__Short exercise__. Restate the entries below verbatim.

__Material provided__.
+++

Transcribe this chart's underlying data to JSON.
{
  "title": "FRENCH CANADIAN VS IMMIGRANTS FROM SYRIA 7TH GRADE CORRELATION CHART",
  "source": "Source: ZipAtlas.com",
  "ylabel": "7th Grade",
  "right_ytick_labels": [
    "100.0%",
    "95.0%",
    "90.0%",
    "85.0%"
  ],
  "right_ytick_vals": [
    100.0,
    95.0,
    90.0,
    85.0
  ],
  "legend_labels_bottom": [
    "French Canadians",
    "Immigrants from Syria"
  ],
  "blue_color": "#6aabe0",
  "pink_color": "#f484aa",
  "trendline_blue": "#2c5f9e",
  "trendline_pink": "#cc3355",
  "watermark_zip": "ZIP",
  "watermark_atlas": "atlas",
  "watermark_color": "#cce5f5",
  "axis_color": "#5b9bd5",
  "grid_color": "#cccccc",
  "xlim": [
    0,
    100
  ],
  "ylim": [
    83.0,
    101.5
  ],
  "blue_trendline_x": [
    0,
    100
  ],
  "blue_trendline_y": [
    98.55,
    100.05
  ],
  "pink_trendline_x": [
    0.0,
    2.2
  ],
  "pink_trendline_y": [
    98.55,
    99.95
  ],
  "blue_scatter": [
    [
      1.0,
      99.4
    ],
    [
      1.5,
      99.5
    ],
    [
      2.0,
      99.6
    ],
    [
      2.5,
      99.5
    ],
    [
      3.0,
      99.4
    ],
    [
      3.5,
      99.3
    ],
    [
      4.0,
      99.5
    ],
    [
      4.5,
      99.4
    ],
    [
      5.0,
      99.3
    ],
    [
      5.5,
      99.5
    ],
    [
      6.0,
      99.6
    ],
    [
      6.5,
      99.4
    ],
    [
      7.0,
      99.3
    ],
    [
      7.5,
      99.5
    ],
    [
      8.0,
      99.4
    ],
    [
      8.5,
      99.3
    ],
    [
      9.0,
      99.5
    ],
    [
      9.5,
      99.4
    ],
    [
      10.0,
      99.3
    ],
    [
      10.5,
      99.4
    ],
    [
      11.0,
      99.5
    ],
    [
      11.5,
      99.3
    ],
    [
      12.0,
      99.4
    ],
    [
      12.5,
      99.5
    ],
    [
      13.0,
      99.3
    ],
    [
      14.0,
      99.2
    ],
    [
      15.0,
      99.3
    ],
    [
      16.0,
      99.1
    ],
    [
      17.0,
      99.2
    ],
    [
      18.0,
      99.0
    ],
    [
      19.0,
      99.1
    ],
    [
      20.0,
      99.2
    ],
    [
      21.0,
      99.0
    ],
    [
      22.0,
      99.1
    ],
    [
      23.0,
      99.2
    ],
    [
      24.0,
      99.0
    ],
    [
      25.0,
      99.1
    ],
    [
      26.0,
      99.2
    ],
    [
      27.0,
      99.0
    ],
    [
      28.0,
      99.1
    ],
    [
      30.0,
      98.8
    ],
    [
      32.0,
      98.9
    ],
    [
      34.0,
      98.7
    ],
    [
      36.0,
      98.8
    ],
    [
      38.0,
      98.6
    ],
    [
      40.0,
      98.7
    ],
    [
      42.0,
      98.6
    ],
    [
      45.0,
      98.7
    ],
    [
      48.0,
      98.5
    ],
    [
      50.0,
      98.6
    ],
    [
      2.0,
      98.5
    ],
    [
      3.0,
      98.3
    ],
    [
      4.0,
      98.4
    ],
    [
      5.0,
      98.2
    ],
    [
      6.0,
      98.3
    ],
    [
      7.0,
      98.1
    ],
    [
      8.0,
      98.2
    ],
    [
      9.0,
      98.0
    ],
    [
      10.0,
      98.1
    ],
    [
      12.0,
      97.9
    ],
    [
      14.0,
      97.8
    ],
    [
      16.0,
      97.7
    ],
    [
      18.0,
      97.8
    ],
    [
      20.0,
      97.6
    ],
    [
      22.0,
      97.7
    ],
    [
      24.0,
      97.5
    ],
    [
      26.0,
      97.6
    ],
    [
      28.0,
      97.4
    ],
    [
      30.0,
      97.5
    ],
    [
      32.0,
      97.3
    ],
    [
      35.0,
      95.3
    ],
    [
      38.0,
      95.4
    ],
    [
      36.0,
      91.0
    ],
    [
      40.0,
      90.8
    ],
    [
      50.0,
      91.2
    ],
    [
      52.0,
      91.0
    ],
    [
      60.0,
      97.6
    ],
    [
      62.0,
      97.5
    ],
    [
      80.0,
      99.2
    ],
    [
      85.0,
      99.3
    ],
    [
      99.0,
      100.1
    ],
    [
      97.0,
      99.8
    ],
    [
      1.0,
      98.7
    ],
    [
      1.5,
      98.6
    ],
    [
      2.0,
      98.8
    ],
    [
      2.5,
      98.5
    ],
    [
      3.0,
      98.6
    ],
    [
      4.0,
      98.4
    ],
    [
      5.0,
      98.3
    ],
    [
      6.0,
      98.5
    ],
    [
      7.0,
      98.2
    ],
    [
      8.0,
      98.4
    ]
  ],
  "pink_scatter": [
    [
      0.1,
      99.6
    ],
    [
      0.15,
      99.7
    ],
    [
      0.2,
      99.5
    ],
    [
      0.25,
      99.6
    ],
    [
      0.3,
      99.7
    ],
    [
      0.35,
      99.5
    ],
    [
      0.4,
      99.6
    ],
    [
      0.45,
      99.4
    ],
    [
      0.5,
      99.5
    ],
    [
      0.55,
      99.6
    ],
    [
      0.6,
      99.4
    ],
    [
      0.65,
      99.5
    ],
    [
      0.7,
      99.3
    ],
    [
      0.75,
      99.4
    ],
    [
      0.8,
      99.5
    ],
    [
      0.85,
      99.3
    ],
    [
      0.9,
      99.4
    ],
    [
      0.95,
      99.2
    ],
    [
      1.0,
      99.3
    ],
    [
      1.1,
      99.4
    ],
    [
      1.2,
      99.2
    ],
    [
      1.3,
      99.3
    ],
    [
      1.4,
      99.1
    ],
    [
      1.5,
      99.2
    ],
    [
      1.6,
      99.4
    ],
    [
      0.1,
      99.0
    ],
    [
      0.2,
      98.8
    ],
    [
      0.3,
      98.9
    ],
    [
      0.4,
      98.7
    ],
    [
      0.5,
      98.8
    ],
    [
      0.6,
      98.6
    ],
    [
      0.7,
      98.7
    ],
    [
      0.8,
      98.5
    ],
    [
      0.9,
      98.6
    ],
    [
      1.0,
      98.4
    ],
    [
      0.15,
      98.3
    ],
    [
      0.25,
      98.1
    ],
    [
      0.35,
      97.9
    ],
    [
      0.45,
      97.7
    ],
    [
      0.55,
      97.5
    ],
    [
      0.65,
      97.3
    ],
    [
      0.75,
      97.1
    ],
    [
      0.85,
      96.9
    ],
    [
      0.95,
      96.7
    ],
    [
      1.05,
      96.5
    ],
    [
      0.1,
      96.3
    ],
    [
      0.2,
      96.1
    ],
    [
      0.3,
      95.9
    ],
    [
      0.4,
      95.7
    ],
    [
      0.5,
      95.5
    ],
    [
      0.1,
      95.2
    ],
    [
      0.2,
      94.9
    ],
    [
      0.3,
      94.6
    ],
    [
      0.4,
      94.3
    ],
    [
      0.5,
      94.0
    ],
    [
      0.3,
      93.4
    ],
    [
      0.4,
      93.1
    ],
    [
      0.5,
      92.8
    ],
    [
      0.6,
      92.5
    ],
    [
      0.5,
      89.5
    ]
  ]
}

+++

__Worked answer__.
Transcribe this chart's underlying data to JSON.
{
  "title": "FRENCH CANADIAN VS IMMIGRANTS FROM SYRIA 7TH GRADE CORRELATION CHART",
  "source": "Source: ZipAtlas.com",
  "ylabel": "7th Grade",
  "right_ytick_labels": [
    "100.0%",
    "95.0%",
    "90.0%",
    "85.0%"
  ],
  "right_ytick_vals": [
    100.0,
    95.0,
    90.0,
    85.0
  ],
  "legend_labels_bottom": [
    "French Canadians",
    "Immigrants from Syria"
  ],
  "blue_color": "#6aabe0",
  "pink_color": "#f484aa",
  "trendline_blue": "#2c5f9e",
  "trendline_pink": "#cc3355",
  "watermark_zip": "ZIP",
  "watermark_atlas": "atlas",
  "watermark_color": "#cce5f5",
  "axis_color": "#5b9bd5",
  "grid_color": "#cccccc",
  "xlim": [
    0,
    100
  ],
  "ylim": [
    83.0,
    101.5
  ],
  "blue_trendline_x": [
    0,
    100
  ],
  "blue_trendline_y": [
    98.55,
    100.05
  ],
  "pink_trendline_x": [
    0.0,
    2.2
  ],
  "pink_trendline_y": [
    98.55,
    99.95
  ],
  "blue_scatter": [
    [
      1.0,
      99.4
    ],
    [
      1.5,
      99.5
    ],
    [
      2.0,
      99.6
    ],
    [
      2.5,
      99.5
    ],
    [
      3.0,
      99.4
    ],
    [
      3.5,
      99.3
    ],
    [
      4.0,
      99.5
    ],
    [
      4.5,
      99.4
    ],
    [
      5.0,
      99.3
    ],
    [
      5.5,
      99.5
    ],
    [
      6.0,
      99.6
    ],
    [
      6.5,
      99.4
    ],
    [
      7.0,
      99.3
    ],
    [
      7.5,
      99.5
    ],
    [
      8.0,
      99.4
    ],
    [
      8.5,
      99.3
    ],
    [
      9.0,
      99.5
    ],
    [
      9.5,
      99.4
    ],
    [
      10.0,
      99.3
    ],
    [
      10.5,
      99.4
    ],
    [
      11.0,
      99.5
    ],
    [
      11.5,
      99.3
    ],
    [
      12.0,
      99.4
    ],
    [
      12.5,
      99.5
    ],
    [
      13.0,
      99.3
    ],
    [
      14.0,
      99.2
    ],
    [
      15.0,
      99.3
    ],
    [
      16.0,
      99.1
    ],
    [
      17.0,
      99.2
    ],
    [
      18.0,
      99.0
    ],
    [
      19.0,
      99.1
    ],
    [
      20.0,
      99.2
    ],
    [
      21.0,
      99.0
    ],
    [
      22.0,
      99.1
    ],
    [
      23.0,
      99.2
    ],
    [
      24.0,
      99.0
    ],
    [
      25.0,
      99.1
    ],
    [
      26.0,
      99.2
    ],
    [
      27.0,
      99.0
    ],
    [
      28.0,
      99.1
    ],
    [
      30.0,
      98.8
    ],
    [
      32.0,
      98.9
    ],
    [
      34.0,
      98.7
    ],
    [
      36.0,
      98.8
    ],
    [
      38.0,
      98.6
    ],
    [
      40.0,
      98.7
    ],
    [
      42.0,
      98.6
    ],
    [
      45.0,
      98.7
    ],
    [
      48.0,
      98.5
    ],
    [
      50.0,
      98.6
    ],
    [
      2.0,
      98.5
    ],
    [
      3.0,
      98.3
    ],
    [
      4.0,
      98.4
    ],
    [
      5.0,
      98.2
    ],
    [
      6.0,
      98.3
    ],
    [
      7.0,
      98.1
    ],
    [
      8.0,
      98.2
    ],
    [
      9.0,
      98.0
    ],
    [
      10.0,
      98.1
    ],
    [
      12.0,
      97.9
    ],
    [
      14.0,
      97.8
    ],
    [
      16.0,
      97.7
    ],
    [
      18.0,
      97.8
    ],
    [
      20.0,
      97.6
    ],
    [
      22.0,
      97.7
    ],
    [
      24.0,
      97.5
    ],
    [
      26.0,
      97.6
    ],
    [
      28.0,
      97.4
    ],
    [
      30.0,
      97.5
    ],
    [
      32.0,
      97.3
    ],
    [
      35.0,
      95.3
    ],
    [
      38.0,
      95.4
    ],
    [
      36.0,
      91.0
    ],
    [
      40.0,
      90.8
    ],
    [
      50.0,
      91.2
    ],
    [
      52.0,
      91.0
    ],
    [
      60.0,
      97.6
    ],
    [
      62.0,
      97.5
    ],
    [
      80.0,
      99.2
    ],
    [
      85.0,
      99.3
    ],
    [
      99.0,
      100.1
    ],
    [
      97.0,
      99.8
    ],
    [
      1.0,
      98.7
    ],
    [
      1.5,
      98.6
    ],
    [
      2.0,
      98.8
    ],
    [
      2.5,
      98.5
    ],
    [
      3.0,
      98.6
    ],
    [
      4.0,
      98.4
    ],
    [
      5.0,
      98.3
    ],
    [
      6.0,
      98.5
    ],
    [
      7.0,
      98.2
    ],
    [
      8.0,
      98.4
    ]
  ],
  "pink_scatter": [
    [
      0.1,
      99.6
    ],
    [
      0.15,
      99.7
    ],
    [
      0.2,
      99.5
    ],
    [
      0.25,
      99.6
    ],
    [
      0.3,
      99.7
    ],
    [
      0.35,
      99.5
    ],
    [
      0.4,
      99.6
    ],
    [
      0.45,
      99.4
    ],
    [
      0.5,
      99.5
    ],
    [
      0.55,
      99.6
    ],
    [
      0.6,
      99.4
    ],
    [
      0.65,
      99.5
    ],
    [
      0.7,
      99.3
    ],
    [
      0.75,
      99.4
    ],
    [
      0.8,
      99.5
    ],
    [
      0.85,
      99.3
    ],
    [
      0.9,
      99.4
    ],
    [
      0.95,
      99.2
    ],
    [
      1.0,
      99.3
    ],
    [
      1.1,
      99.4
    ],
    [
      1.2,
      99.2
    ],
    [
      1.3,
      99.3
    ],
    [
      1.4,
      99.1
    ],
    [
      1.5,
      99.2
    ],
    [
      1.6,
      99.4
    ],
    [
      0.1,
      99.0
    ],
    [
      0.2,
      98.8
    ],
    [
      0.3,
      98.9
    ],
    [
      0.4,
      98.7
    ],
    [
      0.5,
      98.8
    ],
    [
      0.6,
      98.6
    ],
    [
      0.7,
      98.7
    ],
    [
      0.8,
      98.5
    ],
    [
      0.9,
      98.6
    ],
    [
      1.0,
      98.4
    ],
    [
      0.15,
      98.3
    ],
    [
      0.25,
      98.1
    ],
    [
      0.35,
      97.9
    ],
    [
      0.45,
      97.7
    ],
    [
      0.55,
      97.5
    ],
    [
      0.65,
      97.3
    ],
    [
      0.75,
      97.1
    ],
    [
      0.85,
      96.9
    ],
    [
      0.95,
      96.7
    ],
    [
      1.05,
      96.5
    ],
    [
      0.1,
      96.3
    ],
    [
      0.2,
      96.1
    ],
    [
      0.3,
      95.9
    ],
    [
      0.4,
      95.7
    ],
    [
      0.5,
      95.5
    ],
    [
      0.1,
      95.2
    ],
    [
      0.2,
      94.9
    ],
    [
      0.3,
      94.6
    ],
    [
      0.4,
      94.3
    ],
    [
      0.5,
      94.0
    ],
    [
      0.3,
      93.4
    ],
    [
      0.4,
      93.1
    ],
    [
      0.5,
      92.8
    ],
    [
      0.6,
      92.5
    ],
    [
      0.5,
      89.5
    ]
  ]
}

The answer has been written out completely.